## Exercise prompt
Tally every line featuring "Δευτέρα", then give that tally alone.

Rows from a dataset:
--

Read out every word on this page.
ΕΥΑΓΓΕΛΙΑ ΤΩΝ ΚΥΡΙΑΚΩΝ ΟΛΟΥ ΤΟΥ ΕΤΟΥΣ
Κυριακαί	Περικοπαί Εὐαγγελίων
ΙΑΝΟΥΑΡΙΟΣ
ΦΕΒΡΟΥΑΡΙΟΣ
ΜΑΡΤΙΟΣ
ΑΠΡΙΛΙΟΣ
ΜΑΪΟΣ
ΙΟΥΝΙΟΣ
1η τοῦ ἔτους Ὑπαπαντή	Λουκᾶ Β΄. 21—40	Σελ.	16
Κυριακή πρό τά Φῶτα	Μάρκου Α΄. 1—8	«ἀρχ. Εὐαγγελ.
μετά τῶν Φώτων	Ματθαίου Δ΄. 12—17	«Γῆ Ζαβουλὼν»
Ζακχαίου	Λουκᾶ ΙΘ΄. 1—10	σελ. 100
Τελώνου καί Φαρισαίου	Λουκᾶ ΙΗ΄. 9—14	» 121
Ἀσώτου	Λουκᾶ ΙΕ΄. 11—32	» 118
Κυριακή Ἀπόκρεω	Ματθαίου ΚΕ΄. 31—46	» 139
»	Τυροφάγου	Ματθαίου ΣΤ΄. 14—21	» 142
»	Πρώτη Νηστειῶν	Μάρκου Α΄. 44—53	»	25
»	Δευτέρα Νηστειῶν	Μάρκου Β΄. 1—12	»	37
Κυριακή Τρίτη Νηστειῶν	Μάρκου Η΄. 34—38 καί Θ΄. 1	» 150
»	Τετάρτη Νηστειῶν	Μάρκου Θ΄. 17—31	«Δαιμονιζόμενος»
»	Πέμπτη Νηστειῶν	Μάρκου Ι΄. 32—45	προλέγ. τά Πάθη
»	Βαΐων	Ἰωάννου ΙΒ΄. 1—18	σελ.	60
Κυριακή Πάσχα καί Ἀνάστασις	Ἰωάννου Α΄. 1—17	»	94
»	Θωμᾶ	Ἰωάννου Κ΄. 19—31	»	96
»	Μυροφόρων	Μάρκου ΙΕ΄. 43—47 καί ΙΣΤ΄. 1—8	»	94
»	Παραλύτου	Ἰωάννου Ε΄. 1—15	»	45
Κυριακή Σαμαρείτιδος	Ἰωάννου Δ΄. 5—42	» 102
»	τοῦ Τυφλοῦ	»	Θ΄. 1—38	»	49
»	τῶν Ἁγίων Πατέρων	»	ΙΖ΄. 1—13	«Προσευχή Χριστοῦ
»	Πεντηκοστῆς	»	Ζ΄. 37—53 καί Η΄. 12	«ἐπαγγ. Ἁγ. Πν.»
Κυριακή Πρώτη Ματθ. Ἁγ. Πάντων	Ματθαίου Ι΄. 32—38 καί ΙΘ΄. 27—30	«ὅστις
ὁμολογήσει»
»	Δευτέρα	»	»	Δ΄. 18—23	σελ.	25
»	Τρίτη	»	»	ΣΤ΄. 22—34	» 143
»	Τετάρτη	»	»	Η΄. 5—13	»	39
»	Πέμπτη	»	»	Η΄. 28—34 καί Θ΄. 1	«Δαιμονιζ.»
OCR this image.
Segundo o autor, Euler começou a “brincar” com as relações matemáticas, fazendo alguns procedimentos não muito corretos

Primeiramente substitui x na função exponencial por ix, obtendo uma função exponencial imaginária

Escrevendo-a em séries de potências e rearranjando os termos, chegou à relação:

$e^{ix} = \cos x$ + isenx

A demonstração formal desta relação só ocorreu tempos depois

--

## Exercise output
2